— START GIVEN ENTRIES —

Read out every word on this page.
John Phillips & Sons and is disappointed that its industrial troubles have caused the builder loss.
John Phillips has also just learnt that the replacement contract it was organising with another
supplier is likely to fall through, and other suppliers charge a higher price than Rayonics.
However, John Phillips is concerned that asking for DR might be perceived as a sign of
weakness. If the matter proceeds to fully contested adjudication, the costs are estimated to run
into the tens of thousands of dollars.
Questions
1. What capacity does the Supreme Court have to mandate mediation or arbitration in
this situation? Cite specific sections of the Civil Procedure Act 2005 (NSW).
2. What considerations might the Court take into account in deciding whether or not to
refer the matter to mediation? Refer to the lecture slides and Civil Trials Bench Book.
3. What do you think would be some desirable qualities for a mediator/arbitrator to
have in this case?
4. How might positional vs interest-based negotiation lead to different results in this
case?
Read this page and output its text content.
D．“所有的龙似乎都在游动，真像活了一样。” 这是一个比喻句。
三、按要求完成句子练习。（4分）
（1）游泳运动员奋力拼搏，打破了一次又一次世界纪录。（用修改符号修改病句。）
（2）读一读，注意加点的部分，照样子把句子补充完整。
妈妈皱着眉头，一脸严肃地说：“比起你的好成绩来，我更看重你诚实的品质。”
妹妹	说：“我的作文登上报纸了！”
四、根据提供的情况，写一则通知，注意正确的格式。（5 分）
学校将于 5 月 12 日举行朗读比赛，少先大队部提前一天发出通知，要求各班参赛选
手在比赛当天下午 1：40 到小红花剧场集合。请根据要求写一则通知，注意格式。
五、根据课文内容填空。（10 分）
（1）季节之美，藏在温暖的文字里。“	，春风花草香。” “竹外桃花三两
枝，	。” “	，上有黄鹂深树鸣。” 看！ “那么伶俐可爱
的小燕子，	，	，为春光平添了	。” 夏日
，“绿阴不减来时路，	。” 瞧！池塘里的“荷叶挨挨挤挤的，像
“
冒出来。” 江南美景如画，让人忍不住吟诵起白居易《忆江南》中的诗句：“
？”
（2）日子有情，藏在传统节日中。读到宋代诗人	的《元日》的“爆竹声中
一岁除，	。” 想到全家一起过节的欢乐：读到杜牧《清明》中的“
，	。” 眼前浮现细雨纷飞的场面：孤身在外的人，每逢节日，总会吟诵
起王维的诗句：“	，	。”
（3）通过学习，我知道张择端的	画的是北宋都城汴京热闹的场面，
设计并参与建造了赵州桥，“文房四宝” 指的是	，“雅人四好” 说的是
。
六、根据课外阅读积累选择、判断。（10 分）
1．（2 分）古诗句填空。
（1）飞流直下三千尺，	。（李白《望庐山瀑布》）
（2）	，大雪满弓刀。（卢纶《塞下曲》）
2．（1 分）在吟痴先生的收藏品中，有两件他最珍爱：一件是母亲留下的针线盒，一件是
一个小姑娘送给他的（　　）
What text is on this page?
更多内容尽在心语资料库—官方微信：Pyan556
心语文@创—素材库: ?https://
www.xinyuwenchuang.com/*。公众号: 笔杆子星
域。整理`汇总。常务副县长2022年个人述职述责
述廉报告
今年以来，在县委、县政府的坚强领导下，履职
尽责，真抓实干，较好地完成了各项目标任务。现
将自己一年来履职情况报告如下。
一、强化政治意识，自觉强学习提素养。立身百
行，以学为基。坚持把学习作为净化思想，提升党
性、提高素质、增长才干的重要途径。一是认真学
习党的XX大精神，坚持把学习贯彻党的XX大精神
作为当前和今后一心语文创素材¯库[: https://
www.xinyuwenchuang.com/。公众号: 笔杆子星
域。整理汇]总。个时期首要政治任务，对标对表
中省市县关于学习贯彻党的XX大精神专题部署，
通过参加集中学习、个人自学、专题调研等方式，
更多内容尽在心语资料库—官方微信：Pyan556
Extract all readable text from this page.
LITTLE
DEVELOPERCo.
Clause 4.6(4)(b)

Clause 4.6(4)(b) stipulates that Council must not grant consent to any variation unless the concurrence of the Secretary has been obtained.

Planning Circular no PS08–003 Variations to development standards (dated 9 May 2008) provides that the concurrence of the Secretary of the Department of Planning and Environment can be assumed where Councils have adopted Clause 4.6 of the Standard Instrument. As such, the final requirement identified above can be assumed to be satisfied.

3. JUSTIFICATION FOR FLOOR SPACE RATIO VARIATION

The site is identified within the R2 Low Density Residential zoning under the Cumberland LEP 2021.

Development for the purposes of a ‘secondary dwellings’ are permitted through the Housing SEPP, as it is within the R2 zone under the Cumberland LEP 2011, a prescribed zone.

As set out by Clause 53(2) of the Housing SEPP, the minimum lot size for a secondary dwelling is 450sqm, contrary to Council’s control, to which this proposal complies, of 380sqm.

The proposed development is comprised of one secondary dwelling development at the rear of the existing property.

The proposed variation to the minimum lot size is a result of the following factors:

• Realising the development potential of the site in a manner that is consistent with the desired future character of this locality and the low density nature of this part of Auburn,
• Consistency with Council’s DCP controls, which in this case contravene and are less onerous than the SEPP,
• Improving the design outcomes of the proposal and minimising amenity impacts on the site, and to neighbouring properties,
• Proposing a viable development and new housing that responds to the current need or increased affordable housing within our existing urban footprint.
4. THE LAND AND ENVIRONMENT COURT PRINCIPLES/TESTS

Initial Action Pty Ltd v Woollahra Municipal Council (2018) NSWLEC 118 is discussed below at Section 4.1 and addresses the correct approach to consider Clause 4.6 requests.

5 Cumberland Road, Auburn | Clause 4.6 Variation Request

— END GIVEN ENTRIES —

* [PROBLEM TO SOLVE]:
Locate each line containing the string "https" and show it.

* [CORRECT ANSWER]:
心语文@创—素材库: ?https://
作为当前和今后一心语文创素材¯库[: https://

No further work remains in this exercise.